*SELECTED EXCERPT*
-- Opening Marker --

He explained that because his district is so small, just a few serious accidents or illnesses in a year can significantly drive up premiums. He said it can also make some colleagues feel ostracized. Not only are they dealing with, often serious, health issues, they tell him that they feel guilty that their health care is increasing costs for their colleagues.
But, the new model proposed would fix that.

The plan is modeled off SEGIP – the state employee group insurance program that has covered legislators and state government workers for decades. Minnesota DFL Rep. Liz Reyer, lead author of the bill, explained that larger group health insurance plans tend to have significantly lower cost increases over time, because they have more negotiating power on behalf of thousands of employees across the state, and there’s more stability.
“When you have so many smaller to mid size groups, they're much more volatile,” Reyer explained. “Think about it: if you have a group of 20 people, and someone gets really sick or has an accident, that drives [insurance] upgrades for everybody. And it's very unpredictable. [But] when you combine everyone into a group of, say, 150,000 like EGIP would have, then you get stability, because now that just becomes a ripple, rather than something that changes the nature of the group.”
The bill, which has bipartisan support and 40 co-sponsors, is written to be “hold harmless,” meaning the new plan wouldn’t cost school districts any more than what they’re already paying. Instead, the state would be expected to supplement any gaps in coverage.
But Reyer said that some of her colleagues at the state capitol are apprehensive because of the uncertain cost to the state and where the money will come from. So this year, Reyer is also pushing for passage of a companion bill, which allows the state to gather data from all school districts, to get a more accurate read on the cost.
The hope is that the data bill will pass this year and then supporters can push for the new health plan next year, which is a budget year in the Minnesota legislature.
Rising health insurance costs aren’t isolated to the education field, but Reyer says they deserve extra attention.
“These are public employees,” Reyer said. “They're doing a lot for our community. They're supporting our society, and that we should be investing back in them.”
So far, most educators seem to support the bill. The statewide teachers union is running a massive campaign in support, which includes running large ads on its main website. Waseca’s Brianna Lawrence was among several school workers that testified in front of the legislature.

-- Closing Marker --

*RECORD EXCERPTS*
-- Opening Marker --

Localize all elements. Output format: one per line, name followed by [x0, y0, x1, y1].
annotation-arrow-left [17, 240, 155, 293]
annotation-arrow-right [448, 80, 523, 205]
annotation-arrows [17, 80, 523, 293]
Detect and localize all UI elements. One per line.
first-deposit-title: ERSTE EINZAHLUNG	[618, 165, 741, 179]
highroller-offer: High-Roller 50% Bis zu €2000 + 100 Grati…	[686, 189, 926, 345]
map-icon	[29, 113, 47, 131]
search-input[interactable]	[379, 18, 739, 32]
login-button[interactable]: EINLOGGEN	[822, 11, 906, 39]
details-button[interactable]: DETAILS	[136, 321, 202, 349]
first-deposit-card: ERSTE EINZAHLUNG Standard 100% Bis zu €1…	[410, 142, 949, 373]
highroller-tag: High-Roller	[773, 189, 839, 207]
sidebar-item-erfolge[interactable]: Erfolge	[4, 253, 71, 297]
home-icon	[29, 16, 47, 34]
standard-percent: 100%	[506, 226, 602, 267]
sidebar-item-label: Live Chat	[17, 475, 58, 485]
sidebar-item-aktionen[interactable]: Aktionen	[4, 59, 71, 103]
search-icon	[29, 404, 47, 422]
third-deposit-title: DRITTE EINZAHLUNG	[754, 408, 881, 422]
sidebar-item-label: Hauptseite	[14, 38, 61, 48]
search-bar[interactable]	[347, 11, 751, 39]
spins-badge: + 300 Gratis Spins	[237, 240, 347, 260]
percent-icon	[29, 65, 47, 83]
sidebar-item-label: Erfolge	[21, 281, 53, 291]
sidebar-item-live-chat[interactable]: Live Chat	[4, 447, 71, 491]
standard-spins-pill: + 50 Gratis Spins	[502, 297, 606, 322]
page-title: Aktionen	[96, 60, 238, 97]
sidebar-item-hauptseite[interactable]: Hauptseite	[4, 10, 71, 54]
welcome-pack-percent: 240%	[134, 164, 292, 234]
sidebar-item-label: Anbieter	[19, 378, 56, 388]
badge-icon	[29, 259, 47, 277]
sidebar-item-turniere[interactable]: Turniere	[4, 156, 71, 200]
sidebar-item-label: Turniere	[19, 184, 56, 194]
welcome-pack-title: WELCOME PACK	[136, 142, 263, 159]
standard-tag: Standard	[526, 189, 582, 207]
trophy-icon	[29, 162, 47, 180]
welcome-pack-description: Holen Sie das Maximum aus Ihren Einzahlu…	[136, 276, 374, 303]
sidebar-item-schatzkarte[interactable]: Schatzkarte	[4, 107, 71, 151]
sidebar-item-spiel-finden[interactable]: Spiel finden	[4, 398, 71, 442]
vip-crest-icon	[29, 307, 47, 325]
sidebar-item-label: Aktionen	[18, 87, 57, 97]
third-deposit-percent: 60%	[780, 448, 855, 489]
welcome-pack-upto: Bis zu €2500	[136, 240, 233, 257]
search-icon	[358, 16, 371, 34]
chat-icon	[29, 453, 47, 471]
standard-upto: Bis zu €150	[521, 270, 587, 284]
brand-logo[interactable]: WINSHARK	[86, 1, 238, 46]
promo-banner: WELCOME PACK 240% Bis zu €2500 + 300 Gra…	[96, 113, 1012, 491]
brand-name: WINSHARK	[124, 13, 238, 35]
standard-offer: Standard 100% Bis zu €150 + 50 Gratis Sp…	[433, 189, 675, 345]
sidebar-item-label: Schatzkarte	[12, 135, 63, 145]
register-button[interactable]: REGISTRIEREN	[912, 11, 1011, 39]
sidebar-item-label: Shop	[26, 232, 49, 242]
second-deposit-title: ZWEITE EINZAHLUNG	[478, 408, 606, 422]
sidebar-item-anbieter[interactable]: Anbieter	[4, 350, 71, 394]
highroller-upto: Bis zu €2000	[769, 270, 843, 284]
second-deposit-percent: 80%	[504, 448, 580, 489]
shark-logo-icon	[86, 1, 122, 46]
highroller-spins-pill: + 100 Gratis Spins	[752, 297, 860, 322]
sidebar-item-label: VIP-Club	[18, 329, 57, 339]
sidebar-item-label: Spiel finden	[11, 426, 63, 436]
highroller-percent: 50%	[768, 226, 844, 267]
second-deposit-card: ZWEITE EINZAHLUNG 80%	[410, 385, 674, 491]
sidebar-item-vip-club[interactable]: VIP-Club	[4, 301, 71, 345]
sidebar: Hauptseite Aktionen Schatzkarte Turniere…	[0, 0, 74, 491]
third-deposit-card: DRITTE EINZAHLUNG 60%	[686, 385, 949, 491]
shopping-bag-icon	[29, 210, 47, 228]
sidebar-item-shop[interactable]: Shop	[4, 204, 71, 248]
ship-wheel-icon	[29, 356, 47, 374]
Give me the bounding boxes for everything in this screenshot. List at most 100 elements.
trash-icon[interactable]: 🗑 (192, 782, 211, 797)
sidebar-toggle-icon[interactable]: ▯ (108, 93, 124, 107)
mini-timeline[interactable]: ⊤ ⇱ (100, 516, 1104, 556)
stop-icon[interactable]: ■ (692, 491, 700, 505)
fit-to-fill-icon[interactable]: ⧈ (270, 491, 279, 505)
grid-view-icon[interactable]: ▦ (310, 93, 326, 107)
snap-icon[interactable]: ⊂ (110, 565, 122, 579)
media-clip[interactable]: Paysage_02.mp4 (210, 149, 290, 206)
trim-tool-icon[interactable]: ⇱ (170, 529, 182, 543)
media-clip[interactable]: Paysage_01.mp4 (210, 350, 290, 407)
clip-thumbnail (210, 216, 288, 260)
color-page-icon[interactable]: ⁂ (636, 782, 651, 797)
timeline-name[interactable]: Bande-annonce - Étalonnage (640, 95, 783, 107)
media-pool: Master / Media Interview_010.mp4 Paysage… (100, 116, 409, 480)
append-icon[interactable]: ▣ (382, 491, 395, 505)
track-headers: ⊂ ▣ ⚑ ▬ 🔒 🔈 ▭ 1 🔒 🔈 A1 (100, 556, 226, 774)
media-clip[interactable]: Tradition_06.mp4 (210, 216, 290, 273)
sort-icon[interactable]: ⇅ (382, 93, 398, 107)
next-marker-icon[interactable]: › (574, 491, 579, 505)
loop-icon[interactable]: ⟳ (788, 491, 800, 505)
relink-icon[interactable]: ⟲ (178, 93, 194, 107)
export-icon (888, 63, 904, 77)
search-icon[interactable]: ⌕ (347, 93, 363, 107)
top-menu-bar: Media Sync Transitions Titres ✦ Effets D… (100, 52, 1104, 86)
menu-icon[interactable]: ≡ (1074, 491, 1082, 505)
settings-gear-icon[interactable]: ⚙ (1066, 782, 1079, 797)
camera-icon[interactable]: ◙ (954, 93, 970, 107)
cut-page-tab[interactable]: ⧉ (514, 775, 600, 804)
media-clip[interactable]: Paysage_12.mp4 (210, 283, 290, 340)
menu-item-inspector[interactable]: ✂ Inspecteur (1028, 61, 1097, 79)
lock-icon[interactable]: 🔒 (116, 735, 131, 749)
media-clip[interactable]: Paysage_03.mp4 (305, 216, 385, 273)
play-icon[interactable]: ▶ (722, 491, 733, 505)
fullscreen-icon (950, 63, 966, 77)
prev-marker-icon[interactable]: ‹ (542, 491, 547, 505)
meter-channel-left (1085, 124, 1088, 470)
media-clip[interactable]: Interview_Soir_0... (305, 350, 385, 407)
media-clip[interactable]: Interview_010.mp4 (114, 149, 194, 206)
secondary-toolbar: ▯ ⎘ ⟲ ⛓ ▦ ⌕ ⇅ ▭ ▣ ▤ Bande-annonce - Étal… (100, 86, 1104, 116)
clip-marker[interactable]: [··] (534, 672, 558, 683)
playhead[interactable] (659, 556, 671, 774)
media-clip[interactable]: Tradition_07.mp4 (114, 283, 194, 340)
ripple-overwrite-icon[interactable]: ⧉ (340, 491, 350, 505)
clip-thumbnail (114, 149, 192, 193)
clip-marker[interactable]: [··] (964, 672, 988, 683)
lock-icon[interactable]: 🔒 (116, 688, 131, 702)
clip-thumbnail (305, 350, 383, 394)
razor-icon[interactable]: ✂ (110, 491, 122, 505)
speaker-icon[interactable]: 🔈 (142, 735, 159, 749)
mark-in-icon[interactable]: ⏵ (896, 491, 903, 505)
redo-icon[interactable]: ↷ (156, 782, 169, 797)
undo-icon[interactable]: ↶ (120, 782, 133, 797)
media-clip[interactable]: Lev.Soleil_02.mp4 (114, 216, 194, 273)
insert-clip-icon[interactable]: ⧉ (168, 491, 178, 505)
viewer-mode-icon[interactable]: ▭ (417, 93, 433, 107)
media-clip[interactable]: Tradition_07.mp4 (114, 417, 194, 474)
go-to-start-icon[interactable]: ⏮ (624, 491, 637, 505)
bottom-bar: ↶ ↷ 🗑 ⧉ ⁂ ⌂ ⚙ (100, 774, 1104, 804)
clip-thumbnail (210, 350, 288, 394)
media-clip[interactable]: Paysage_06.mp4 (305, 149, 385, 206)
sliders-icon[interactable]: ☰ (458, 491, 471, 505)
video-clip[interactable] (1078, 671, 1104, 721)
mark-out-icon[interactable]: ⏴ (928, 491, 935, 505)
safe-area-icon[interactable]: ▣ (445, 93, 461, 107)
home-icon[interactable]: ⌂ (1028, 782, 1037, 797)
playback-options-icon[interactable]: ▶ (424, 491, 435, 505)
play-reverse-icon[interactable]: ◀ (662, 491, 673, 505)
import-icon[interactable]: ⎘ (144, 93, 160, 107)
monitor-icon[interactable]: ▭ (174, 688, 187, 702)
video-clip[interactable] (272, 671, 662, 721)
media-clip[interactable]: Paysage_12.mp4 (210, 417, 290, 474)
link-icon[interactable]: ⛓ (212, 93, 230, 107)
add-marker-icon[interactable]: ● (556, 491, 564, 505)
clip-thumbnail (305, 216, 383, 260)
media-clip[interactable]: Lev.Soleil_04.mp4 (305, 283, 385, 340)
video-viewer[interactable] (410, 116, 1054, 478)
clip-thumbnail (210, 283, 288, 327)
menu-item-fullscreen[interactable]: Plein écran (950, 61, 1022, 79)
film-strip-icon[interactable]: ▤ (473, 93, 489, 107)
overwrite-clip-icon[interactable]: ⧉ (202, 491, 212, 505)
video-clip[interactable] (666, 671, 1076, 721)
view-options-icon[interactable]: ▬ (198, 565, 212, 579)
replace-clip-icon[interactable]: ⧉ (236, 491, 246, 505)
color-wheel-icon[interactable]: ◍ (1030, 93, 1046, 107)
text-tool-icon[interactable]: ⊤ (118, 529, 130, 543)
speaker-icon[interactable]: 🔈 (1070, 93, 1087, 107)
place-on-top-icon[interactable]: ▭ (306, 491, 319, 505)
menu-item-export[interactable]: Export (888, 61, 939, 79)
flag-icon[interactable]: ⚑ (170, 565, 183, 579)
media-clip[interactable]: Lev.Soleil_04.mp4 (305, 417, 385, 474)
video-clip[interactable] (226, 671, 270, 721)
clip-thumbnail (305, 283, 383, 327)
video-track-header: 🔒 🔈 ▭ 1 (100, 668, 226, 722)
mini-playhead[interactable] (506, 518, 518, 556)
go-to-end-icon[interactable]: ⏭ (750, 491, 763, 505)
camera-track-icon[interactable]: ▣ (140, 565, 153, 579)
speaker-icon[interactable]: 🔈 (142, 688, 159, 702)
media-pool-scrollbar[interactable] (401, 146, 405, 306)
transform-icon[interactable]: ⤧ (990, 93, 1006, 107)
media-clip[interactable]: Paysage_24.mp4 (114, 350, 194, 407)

-- Closing Marker --

Return, unchanged, the stretch of the school health insurance article that begins at the words "The bill, which" and ends after the words "gaps in coverage.".

The bill, which has bipartisan support and 40 co-sponsors, is written to be “hold harmless,” meaning the new plan wouldn’t cost school districts any more than what they’re already paying. Instead, the state would be expected to supplement any gaps in coverage.